À FAIRE:
Les affirmations 1., 2. et 3. ci-dessous concordent-elles avec l’extrait sur la téléconsultation ? Répondez par oui ou par non pour chacune, en citant exactement les mots de l’extrait qui tranchent.
1. L’organisation de la téléconsultation peut être d’ampleur nationale.
2. Avec prise en charge par l’Assurance Maladie, la téléconsultation ne peut être délivrée qu’accessoirement à une activité principale de consultation réelle.
3. Le recours à des praticiens installés hors du territoire concerné est entièrement exclu.

━━━ EXTRAIT DU DOCUMENT

Il en résulte, selon la Haute Assemblée, que ces stipulations permettent de caractériser le domaine de la téléconsultation comme reposant sur une organisation territoriale, dont il résulte clairement de la convention qu’elle ne peut être d’ampleur nationale. Précisément, cette organisation doit être fondée, même dans le cas régi par le point 28.6.1.2 où il est dérogé au principe de téléconsultation par le médecin traitant, sur une organisation locale composée essentiellement de praticiens procédant à des consultations physiques, sans que puisse être exclu entièrement le recours à d’autres patriciens ou spécialistes installés hors du territoire concerné.
Ainsi, la téléconsultation ne peut, dans la perspective de la convention (et donc avec prise en charge par l’Assurance Maladie), qu’être délivrée accessoirement à une activité principale de consultation réelle, pour suppléer notamment à l’absence de praticiens, ou à la difficulté du patient de se déplacer, et si elle peut, à titre dérogatoire, concerner des patients sans médecin référent, c’est dans la perspective qu’ils puissent en trouver un, et donc principalement au bénéfice de patients domiciliés dans le territoire concerné.

━━━━━━
━━━ DONNÉES EXTRAITES

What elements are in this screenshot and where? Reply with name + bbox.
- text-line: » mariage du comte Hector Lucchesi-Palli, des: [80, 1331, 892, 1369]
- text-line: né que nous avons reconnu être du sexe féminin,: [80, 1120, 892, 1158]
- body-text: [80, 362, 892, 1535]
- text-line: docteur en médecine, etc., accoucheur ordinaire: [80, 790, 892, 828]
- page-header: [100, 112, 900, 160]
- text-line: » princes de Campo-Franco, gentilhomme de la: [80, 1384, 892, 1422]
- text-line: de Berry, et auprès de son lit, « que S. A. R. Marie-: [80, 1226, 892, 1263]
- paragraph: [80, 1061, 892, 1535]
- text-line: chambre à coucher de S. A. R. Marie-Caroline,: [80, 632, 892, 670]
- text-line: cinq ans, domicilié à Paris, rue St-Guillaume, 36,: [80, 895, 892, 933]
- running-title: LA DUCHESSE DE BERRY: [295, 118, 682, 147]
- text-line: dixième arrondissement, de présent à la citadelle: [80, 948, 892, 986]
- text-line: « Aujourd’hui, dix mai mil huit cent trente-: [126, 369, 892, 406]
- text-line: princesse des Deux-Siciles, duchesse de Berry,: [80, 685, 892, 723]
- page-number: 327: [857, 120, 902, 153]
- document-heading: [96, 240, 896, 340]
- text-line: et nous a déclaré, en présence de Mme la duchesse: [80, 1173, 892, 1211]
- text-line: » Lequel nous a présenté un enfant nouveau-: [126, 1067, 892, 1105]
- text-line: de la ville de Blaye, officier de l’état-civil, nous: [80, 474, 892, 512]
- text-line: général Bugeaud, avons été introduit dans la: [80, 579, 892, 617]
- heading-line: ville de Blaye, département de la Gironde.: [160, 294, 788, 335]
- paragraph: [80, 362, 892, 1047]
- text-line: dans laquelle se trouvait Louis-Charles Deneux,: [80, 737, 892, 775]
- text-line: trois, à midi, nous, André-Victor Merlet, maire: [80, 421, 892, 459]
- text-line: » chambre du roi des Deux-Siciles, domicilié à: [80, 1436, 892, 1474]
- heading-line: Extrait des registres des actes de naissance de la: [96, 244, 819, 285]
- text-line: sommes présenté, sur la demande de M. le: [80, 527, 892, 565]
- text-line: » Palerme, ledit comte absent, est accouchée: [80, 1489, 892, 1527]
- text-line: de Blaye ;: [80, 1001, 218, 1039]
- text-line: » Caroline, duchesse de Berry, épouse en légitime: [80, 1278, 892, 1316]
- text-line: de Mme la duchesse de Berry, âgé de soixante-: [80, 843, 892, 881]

━━━━━━

VOTRE RÉPONSE:
1. Non : « elle ne peut être d’ampleur nationale »
2. Oui : « qu’être délivrée accessoirement à une activité principale de consultation réelle »
3. Non : « sans que puisse être exclu entièrement le recours »